**WHAT YOU ARE ASKED TO DO:** Write the listing below out again exactly, dropping the images.

--- BEGIN SOURCE DATA ---

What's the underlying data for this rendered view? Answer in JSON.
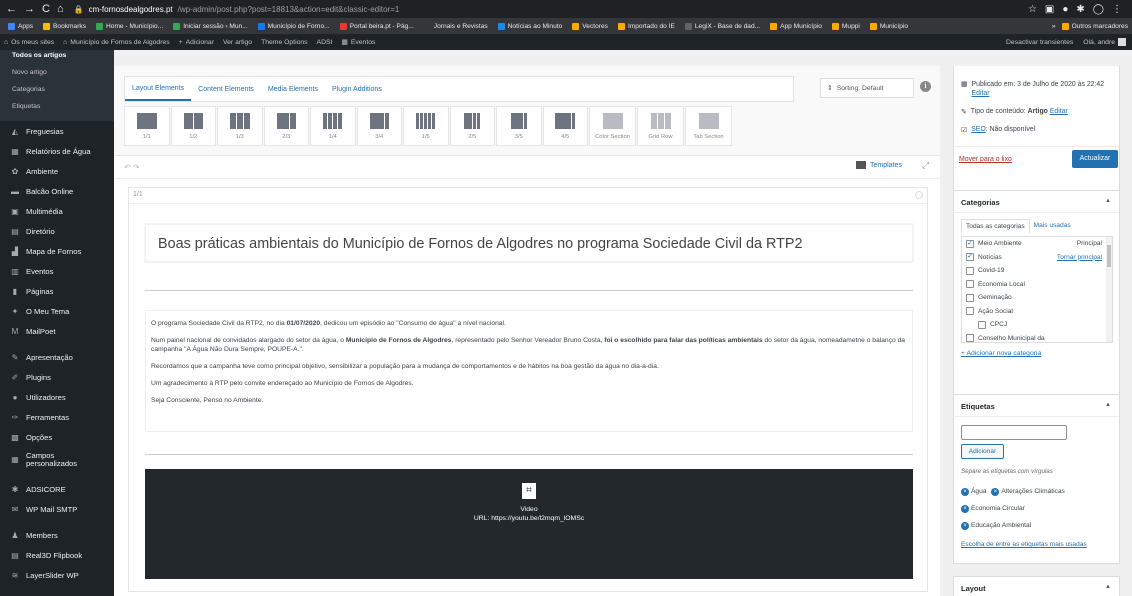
{
  "browser": {
    "url_host": "cm-fornosdealgodres.pt",
    "url_path": "/wp-admin/post.php?post=18813&action=edit&classic-editor=1",
    "bookmarks": [
      {
        "label": "Apps",
        "color": "#4285f4"
      },
      {
        "label": "Bookmarks",
        "color": "#fbbc04"
      },
      {
        "label": "Home - Município...",
        "color": "#34a853"
      },
      {
        "label": "Iniciar sessão ‹ Mun...",
        "color": "#34a853"
      },
      {
        "label": "Município de Forno...",
        "color": "#1877f2"
      },
      {
        "label": "Portal beira.pt - Pág...",
        "color": "#e53935"
      },
      {
        "label": "Jornais e Revistas",
        "color": "#35363a"
      },
      {
        "label": "Notícias ao Minuto",
        "color": "#1e88e5"
      },
      {
        "label": "Vectores",
        "color": "#f9ab00"
      },
      {
        "label": "Importado do IE",
        "color": "#f9ab00"
      },
      {
        "label": "LegiX - Base de dad...",
        "color": "#5f6368"
      },
      {
        "label": "App Município",
        "color": "#f9ab00"
      },
      {
        "label": "Muppi",
        "color": "#f9ab00"
      },
      {
        "label": "Município",
        "color": "#f9ab00"
      }
    ],
    "more": "»",
    "other_bookmarks": "Outros marcadores"
  },
  "adminbar": {
    "sites": "Os meus sites",
    "site_name": "Município de Fornos de Algodres",
    "add": "Adicionar",
    "view_post": "Ver artigo",
    "theme_options": "Theme Options",
    "adsi": "ADSI",
    "events": "Eventos",
    "transients": "Desactivar transientes",
    "greeting": "Olá, andre"
  },
  "sidebar": {
    "sub_items": [
      "Todos os artigos",
      "Novo artigo",
      "Categorias",
      "Etiquetas"
    ],
    "items": [
      {
        "label": "Freguesias",
        "icon": "◭"
      },
      {
        "label": "Relatórios de Água",
        "icon": "▦"
      },
      {
        "label": "Ambiente",
        "icon": "✿"
      },
      {
        "label": "Balcão Online",
        "icon": "▬"
      },
      {
        "label": "Multimédia",
        "icon": "▣"
      },
      {
        "label": "Diretório",
        "icon": "▤"
      },
      {
        "label": "Mapa de Fornos",
        "icon": "▟"
      },
      {
        "label": "Eventos",
        "icon": "▥"
      },
      {
        "label": "Páginas",
        "icon": "▮"
      },
      {
        "label": "O Meu Tema",
        "icon": "✦"
      },
      {
        "label": "MailPoet",
        "icon": "M"
      },
      {
        "label": "Apresentação",
        "icon": "✎"
      },
      {
        "label": "Plugins",
        "icon": "✐"
      },
      {
        "label": "Utilizadores",
        "icon": "●"
      },
      {
        "label": "Ferramentas",
        "icon": "✑"
      },
      {
        "label": "Opções",
        "icon": "▩"
      },
      {
        "label": "Campos personalizados",
        "icon": "▦"
      },
      {
        "label": "ADSICORE",
        "icon": "✱"
      },
      {
        "label": "WP Mail SMTP",
        "icon": "✉"
      },
      {
        "label": "Members",
        "icon": "♟"
      },
      {
        "label": "Real3D Flipbook",
        "icon": "▤"
      },
      {
        "label": "LayerSlider WP",
        "icon": "≋"
      }
    ]
  },
  "builder": {
    "tabs": [
      "Layout Elements",
      "Content Elements",
      "Media Elements",
      "Plugin Additions"
    ],
    "sorting": "Sorting: Default",
    "elements": [
      {
        "label": "1/1",
        "bars": [
          20
        ]
      },
      {
        "label": "1/2",
        "bars": [
          9,
          9
        ]
      },
      {
        "label": "1/3",
        "bars": [
          6,
          6,
          6
        ]
      },
      {
        "label": "2/3",
        "bars": [
          12,
          6
        ]
      },
      {
        "label": "1/4",
        "bars": [
          4,
          4,
          4,
          4
        ]
      },
      {
        "label": "3/4",
        "bars": [
          14,
          4
        ]
      },
      {
        "label": "1/5",
        "bars": [
          3,
          3,
          3,
          3,
          3
        ]
      },
      {
        "label": "2/5",
        "bars": [
          8,
          3,
          3
        ]
      },
      {
        "label": "3/5",
        "bars": [
          12,
          3
        ]
      },
      {
        "label": "4/5",
        "bars": [
          16,
          3
        ]
      },
      {
        "label": "Color Section",
        "bars": [
          20
        ]
      },
      {
        "label": "Grid Row",
        "bars": [
          6,
          6,
          6
        ]
      },
      {
        "label": "Tab Section",
        "bars": [
          20
        ]
      }
    ],
    "undo": "↶ ↷",
    "templates": "Templates"
  },
  "content": {
    "section_label": "1/1",
    "title": "Boas práticas ambientais do Município de Fornos de Algodres no programa Sociedade Civil da RTP2",
    "p1_a": "O programa Sociedade Civil da RTP2, no dia ",
    "p1_date": "01/07/2020",
    "p1_b": ", dedicou um episódio ao \"Consumo de água\" a nível nacional.",
    "p2_a": "Num painel nacional de convidados alargado do setor da água, o ",
    "p2_bold": "Município de Fornos de Algodres",
    "p2_b": ", representado pelo Senhor Vereador Bruno Costa, ",
    "p2_bold2": "foi o escolhido para falar das políticas ambientais",
    "p2_c": " do setor da água, nomeadametne o balanço da campanha \"A Água Não Dura Sempre, POUPE-A.\".",
    "p3": "Recordamos que a campanha teve como principal objetivo, sensibilizar a população para a mudança de comportamentos e de hábitos na boa gestão da água no dia-a-dia.",
    "p4": "Um agradecimento à RTP pelo convite endereçado ao Município de Fornos de Algodres.",
    "p5": "Seja Consciente, Penso no Ambiente.",
    "video_label": "Video",
    "video_url": "URL: https://youtu.be/l2mqm_lOMSc"
  },
  "publish": {
    "published_label": "Publicado em: ",
    "published_date": "3 de Julho de 2020 às 22:42",
    "edit": "Editar",
    "type_label": "Tipo de conteúdo: ",
    "type_value": "Artigo",
    "seo_label": "SEO",
    "seo_value": ": Não disponível",
    "trash": "Mover para o lixo",
    "update": "Actualizar"
  },
  "categories": {
    "title": "Categorias",
    "tab_all": "Todas as categorias",
    "tab_used": "Mais usadas",
    "items": [
      {
        "label": "Meio Ambiente",
        "checked": "✓",
        "right": "Principal",
        "indent": false
      },
      {
        "label": "Notícias",
        "checked": "✓",
        "right": "Tornar principal",
        "indent": false
      },
      {
        "label": "Covid-19",
        "checked": "",
        "right": "",
        "indent": false
      },
      {
        "label": "Economia Local",
        "checked": "",
        "right": "",
        "indent": false
      },
      {
        "label": "Geminação",
        "checked": "",
        "right": "",
        "indent": false
      },
      {
        "label": "Ação Social",
        "checked": "",
        "right": "",
        "indent": false
      },
      {
        "label": "CPCJ",
        "checked": "",
        "right": "",
        "indent": true
      },
      {
        "label": "Conselho Municipal da",
        "checked": "",
        "right": "",
        "indent": false
      }
    ],
    "add_new": "+ Adicionar nova categoria"
  },
  "tags": {
    "title": "Etiquetas",
    "add": "Adicionar",
    "hint": "Separe as etiquetas com vírgulas",
    "items": [
      "Água",
      "Alterações Climáticas",
      "Economia Circular",
      "Educação Ambiental"
    ],
    "more": "Escolha de entre as etiquetas mais usadas"
  },
  "layout": {
    "title": "Layout"
  }
}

--- END SOURCE DATA ---

**REPLY:**
What's the underlying data for this rendered view? Answer in JSON.
{
  "browser": {
    "url_host": "cm-fornosdealgodres.pt",
    "url_path": "/wp-admin/post.php?post=18813&action=edit&classic-editor=1",
    "bookmarks": [
      {
        "label": "Apps",
        "color": "#4285f4"
      },
      {
        "label": "Bookmarks",
        "color": "#fbbc04"
      },
      {
        "label": "Home - Município...",
        "color": "#34a853"
      },
      {
        "label": "Iniciar sessão ‹ Mun...",
        "color": "#34a853"
      },
      {
        "label": "Município de Forno...",
        "color": "#1877f2"
      },
      {
        "label": "Portal beira.pt - Pág...",
        "color": "#e53935"
      },
      {
        "label": "Jornais e Revistas",
        "color": "#35363a"
      },
      {
        "label": "Notícias ao Minuto",
        "color": "#1e88e5"
      },
      {
        "label": "Vectores",
        "color": "#f9ab00"
      },
      {
        "label": "Importado do IE",
        "color": "#f9ab00"
      },
      {
        "label": "LegiX - Base de dad...",
        "color": "#5f6368"
      },
      {
        "label": "App Município",
        "color": "#f9ab00"
      },
      {
        "label": "Muppi",
        "color": "#f9ab00"
      },
      {
        "label": "Município",
        "color": "#f9ab00"
      }
    ],
    "more": "»",
    "other_bookmarks": "Outros marcadores"
  },
  "adminbar": {
    "sites": "Os meus sites",
    "site_name": "Município de Fornos de Algodres",
    "add": "Adicionar",
    "view_post": "Ver artigo",
    "theme_options": "Theme Options",
    "adsi": "ADSI",
    "events": "Eventos",
    "transients": "Desactivar transientes",
    "greeting": "Olá, andre"
  },
  "sidebar": {
    "sub_items": [
      "Todos os artigos",
      "Novo artigo",
      "Categorias",
      "Etiquetas"
    ],
    "items": [
      {
        "label": "Freguesias",
        "icon": "◭"
      },
      {
        "label": "Relatórios de Água",
        "icon": "▦"
      },
      {
        "label": "Ambiente",
        "icon": "✿"
      },
      {
        "label": "Balcão Online",
        "icon": "▬"
      },
      {
        "label": "Multimédia",
        "icon": "▣"
      },
      {
        "label": "Diretório",
        "icon": "▤"
      },
      {
        "label": "Mapa de Fornos",
        "icon": "▟"
      },
      {
        "label": "Eventos",
        "icon": "▥"
      },
      {
        "label": "Páginas",
        "icon": "▮"
      },
      {
        "label": "O Meu Tema",
        "icon": "✦"
      },
      {
        "label": "MailPoet",
        "icon": "M"
      },
      {
        "label": "Apresentação",
        "icon": "✎"
      },
      {
        "label": "Plugins",
        "icon": "✐"
      },
      {
        "label": "Utilizadores",
        "icon": "●"
      },
      {
        "label": "Ferramentas",
        "icon": "✑"
      },
      {
        "label": "Opções",
        "icon": "▩"
      },
      {
        "label": "Campos personalizados",
        "icon": "▦"
      },
      {
        "label": "ADSICORE",
        "icon": "✱"
      },
      {
        "label": "WP Mail SMTP",
        "icon": "✉"
      },
      {
        "label": "Members",
        "icon": "♟"
      },
      {
        "label": "Real3D Flipbook",
        "icon": "▤"
      },
      {
        "label": "LayerSlider WP",
        "icon": "≋"
      }
    ]
  },
  "builder": {
    "tabs": [
      "Layout Elements",
      "Content Elements",
      "Media Elements",
      "Plugin Additions"
    ],
    "sorting": "Sorting: Default",
    "elements": [
      {
        "label": "1/1",
        "bars": [
          20
        ]
      },
      {
        "label": "1/2",
        "bars": [
          9,
          9
        ]
      },
      {
        "label": "1/3",
        "bars": [
          6,
          6,
          6
        ]
      },
      {
        "label": "2/3",
        "bars": [
          12,
          6
        ]
      },
      {
        "label": "1/4",
        "bars": [
          4,
          4,
          4,
          4
        ]
      },
      {
        "label": "3/4",
        "bars": [
          14,
          4
        ]
      },
      {
        "label": "1/5",
        "bars": [
          3,
          3,
          3,
          3,
          3
        ]
      },
      {
        "label": "2/5",
        "bars": [
          8,
          3,
          3
        ]
      },
      {
        "label": "3/5",
        "bars": [
          12,
          3
        ]
      },
      {
        "label": "4/5",
        "bars": [
          16,
          3
        ]
      },
      {
        "label": "Color Section",
        "bars": [
          20
        ]
      },
      {
        "label": "Grid Row",
        "bars": [
          6,
          6,
          6
        ]
      },
      {
        "label": "Tab Section",
        "bars": [
          20
        ]
      }
    ],
    "undo": "↶ ↷",
    "templates": "Templates"
  },
  "content": {
    "section_label": "1/1",
    "title": "Boas práticas ambientais do Município de Fornos de Algodres no programa Sociedade Civil da RTP2",
    "p1_a": "O programa Sociedade Civil da RTP2, no dia ",
    "p1_date": "01/07/2020",
    "p1_b": ", dedicou um episódio ao \"Consumo de água\" a nível nacional.",
    "p2_a": "Num painel nacional de convidados alargado do setor da água, o ",
    "p2_bold": "Município de Fornos de Algodres",
    "p2_b": ", representado pelo Senhor Vereador Bruno Costa, ",
    "p2_bold2": "foi o escolhido para falar das políticas ambientais",
    "p2_c": " do setor da água, nomeadametne o balanço da campanha \"A Água Não Dura Sempre, POUPE-A.\".",
    "p3": "Recordamos que a campanha teve como principal objetivo, sensibilizar a população para a mudança de comportamentos e de hábitos na boa gestão da água no dia-a-dia.",
    "p4": "Um agradecimento à RTP pelo convite endereçado ao Município de Fornos de Algodres.",
    "p5": "Seja Consciente, Penso no Ambiente.",
    "video_label": "Video",
    "video_url": "URL: https://youtu.be/l2mqm_lOMSc"
  },
  "publish": {
    "published_label": "Publicado em: ",
    "published_date": "3 de Julho de 2020 às 22:42",
    "edit": "Editar",
    "type_label": "Tipo de conteúdo: ",
    "type_value": "Artigo",
    "seo_label": "SEO",
    "seo_value": ": Não disponível",
    "trash": "Mover para o lixo",
    "update": "Actualizar"
  },
  "categories": {
    "title": "Categorias",
    "tab_all": "Todas as categorias",
    "tab_used": "Mais usadas",
    "items": [
      {
        "label": "Meio Ambiente",
        "checked": "✓",
        "right": "Principal",
        "indent": false
      },
      {
        "label": "Notícias",
        "checked": "✓",
        "right": "Tornar principal",
        "indent": false
      },
      {
        "label": "Covid-19",
        "checked": "",
        "right": "",
        "indent": false
      },
      {
        "label": "Economia Local",
        "checked": "",
        "right": "",
        "indent": false
      },
      {
        "label": "Geminação",
        "checked": "",
        "right": "",
        "indent": false
      },
      {
        "label": "Ação Social",
        "checked": "",
        "right": "",
        "indent": false
      },
      {
        "label": "CPCJ",
        "checked": "",
        "right": "",
        "indent": true
      },
      {
        "label": "Conselho Municipal da",
        "checked": "",
        "right": "",
        "indent": false
      }
    ],
    "add_new": "+ Adicionar nova categoria"
  },
  "tags": {
    "title": "Etiquetas",
    "add": "Adicionar",
    "hint": "Separe as etiquetas com vírgulas",
    "items": [
      "Água",
      "Alterações Climáticas",
      "Economia Circular",
      "Educação Ambiental"
    ],
    "more": "Escolha de entre as etiquetas mais usadas"
  },
  "layout": {
    "title": "Layout"
  }
}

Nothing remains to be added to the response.